# Figure data in JSON:
§

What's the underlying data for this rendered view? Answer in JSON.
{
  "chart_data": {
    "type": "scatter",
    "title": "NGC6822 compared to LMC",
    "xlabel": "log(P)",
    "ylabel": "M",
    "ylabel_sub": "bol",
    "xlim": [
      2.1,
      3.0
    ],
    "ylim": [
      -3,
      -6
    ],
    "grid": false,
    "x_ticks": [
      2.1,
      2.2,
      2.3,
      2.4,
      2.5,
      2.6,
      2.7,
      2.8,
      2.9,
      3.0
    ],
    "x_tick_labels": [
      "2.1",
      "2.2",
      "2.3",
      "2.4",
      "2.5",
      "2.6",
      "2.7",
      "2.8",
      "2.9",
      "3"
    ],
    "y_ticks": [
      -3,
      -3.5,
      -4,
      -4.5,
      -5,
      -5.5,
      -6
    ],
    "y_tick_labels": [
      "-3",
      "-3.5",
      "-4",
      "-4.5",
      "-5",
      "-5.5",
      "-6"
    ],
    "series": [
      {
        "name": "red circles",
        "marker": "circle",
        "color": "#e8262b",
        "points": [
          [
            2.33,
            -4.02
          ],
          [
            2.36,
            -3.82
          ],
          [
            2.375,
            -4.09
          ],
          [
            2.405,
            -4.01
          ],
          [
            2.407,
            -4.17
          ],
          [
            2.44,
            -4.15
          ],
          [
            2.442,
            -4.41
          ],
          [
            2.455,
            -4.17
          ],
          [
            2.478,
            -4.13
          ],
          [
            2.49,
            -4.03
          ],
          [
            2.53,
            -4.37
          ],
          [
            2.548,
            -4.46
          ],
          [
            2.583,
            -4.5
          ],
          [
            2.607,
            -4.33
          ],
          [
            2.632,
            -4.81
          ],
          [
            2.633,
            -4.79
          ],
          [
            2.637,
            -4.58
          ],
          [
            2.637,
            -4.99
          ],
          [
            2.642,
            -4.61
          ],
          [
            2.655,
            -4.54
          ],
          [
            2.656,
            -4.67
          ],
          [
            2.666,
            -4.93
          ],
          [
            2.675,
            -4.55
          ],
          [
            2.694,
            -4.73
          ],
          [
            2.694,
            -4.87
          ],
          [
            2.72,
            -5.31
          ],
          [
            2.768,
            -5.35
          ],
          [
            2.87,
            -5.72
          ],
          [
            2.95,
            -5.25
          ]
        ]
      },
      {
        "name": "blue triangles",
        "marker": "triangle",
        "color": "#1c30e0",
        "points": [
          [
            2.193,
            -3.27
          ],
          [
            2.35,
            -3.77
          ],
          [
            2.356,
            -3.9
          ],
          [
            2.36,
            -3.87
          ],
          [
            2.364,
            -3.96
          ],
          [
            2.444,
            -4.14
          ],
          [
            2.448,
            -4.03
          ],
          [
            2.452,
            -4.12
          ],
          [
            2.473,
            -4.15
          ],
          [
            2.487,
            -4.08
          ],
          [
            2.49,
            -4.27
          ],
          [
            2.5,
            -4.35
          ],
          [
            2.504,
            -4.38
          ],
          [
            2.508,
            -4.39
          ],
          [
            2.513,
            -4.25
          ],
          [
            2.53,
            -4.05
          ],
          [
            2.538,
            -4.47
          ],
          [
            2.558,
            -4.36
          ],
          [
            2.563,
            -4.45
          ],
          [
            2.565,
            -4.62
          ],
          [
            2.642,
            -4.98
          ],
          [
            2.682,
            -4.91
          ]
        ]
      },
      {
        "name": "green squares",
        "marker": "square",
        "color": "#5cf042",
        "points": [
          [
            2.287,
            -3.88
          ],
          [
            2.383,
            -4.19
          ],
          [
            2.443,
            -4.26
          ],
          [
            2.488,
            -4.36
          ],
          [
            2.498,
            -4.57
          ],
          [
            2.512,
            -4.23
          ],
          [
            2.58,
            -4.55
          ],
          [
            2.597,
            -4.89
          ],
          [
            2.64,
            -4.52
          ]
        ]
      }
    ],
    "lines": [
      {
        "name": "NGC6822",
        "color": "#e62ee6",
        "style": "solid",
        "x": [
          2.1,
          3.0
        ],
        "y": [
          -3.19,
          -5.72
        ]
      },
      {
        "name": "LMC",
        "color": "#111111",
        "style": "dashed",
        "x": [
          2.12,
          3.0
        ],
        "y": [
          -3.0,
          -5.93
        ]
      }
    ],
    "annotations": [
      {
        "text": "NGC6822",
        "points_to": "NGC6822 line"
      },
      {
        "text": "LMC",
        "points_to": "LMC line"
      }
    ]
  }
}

§

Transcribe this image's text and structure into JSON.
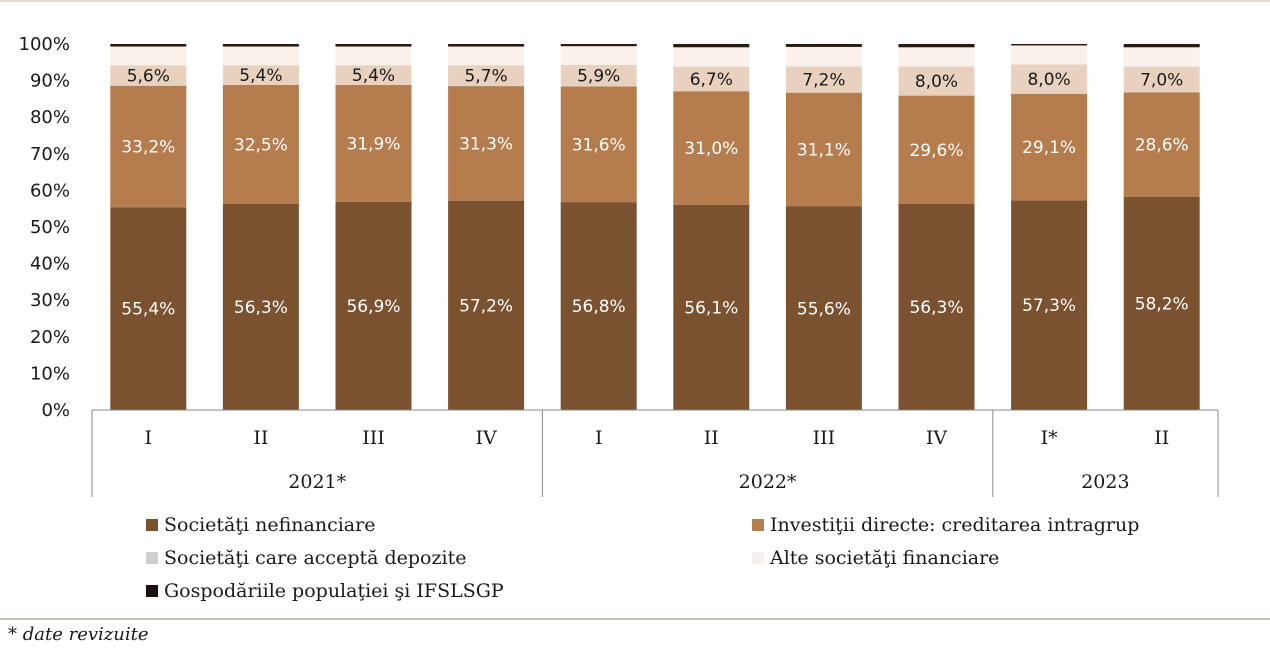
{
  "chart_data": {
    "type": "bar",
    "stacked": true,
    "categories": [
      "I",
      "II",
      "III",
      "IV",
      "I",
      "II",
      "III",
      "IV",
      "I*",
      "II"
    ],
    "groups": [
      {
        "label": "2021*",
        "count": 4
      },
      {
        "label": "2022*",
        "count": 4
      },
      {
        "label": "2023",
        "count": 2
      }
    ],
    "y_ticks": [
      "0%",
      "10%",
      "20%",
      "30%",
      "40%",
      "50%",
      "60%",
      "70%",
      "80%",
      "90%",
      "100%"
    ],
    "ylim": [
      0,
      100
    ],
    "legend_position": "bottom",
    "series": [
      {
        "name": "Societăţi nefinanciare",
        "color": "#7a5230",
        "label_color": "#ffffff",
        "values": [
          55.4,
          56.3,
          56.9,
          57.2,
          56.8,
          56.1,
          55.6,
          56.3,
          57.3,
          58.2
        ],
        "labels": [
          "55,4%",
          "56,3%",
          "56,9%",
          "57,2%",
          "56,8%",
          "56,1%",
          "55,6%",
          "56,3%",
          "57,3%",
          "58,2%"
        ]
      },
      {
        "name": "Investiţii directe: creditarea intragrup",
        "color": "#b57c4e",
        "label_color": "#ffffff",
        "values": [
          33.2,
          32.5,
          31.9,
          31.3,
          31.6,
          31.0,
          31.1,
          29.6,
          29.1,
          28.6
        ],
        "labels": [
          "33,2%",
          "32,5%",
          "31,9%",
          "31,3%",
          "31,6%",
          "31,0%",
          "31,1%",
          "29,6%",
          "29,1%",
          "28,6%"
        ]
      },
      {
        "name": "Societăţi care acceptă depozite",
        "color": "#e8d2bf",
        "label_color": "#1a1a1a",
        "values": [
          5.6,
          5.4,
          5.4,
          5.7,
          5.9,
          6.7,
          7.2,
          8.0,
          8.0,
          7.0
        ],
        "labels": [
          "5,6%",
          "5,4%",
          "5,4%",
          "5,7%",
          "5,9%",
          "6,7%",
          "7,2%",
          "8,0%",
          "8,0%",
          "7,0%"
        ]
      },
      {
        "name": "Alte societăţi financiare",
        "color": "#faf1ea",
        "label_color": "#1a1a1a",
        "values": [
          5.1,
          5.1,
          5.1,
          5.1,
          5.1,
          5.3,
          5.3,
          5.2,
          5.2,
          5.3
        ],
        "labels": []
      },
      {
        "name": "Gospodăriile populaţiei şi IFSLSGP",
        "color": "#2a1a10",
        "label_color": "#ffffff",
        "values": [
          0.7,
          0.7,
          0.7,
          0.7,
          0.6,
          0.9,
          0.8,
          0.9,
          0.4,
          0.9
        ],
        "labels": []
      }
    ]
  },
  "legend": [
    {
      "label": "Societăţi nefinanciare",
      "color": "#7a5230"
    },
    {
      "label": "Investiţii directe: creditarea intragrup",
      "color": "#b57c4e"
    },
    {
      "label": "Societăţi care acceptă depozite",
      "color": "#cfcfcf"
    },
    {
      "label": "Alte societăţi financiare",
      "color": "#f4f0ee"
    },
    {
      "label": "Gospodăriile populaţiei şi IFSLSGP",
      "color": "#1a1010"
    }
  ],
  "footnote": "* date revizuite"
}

§

Identify and extract each line of the listing that contains "care".

        "name": "Societăţi care acceptă depozite",
      "label": "Societăţi care acceptă depozite",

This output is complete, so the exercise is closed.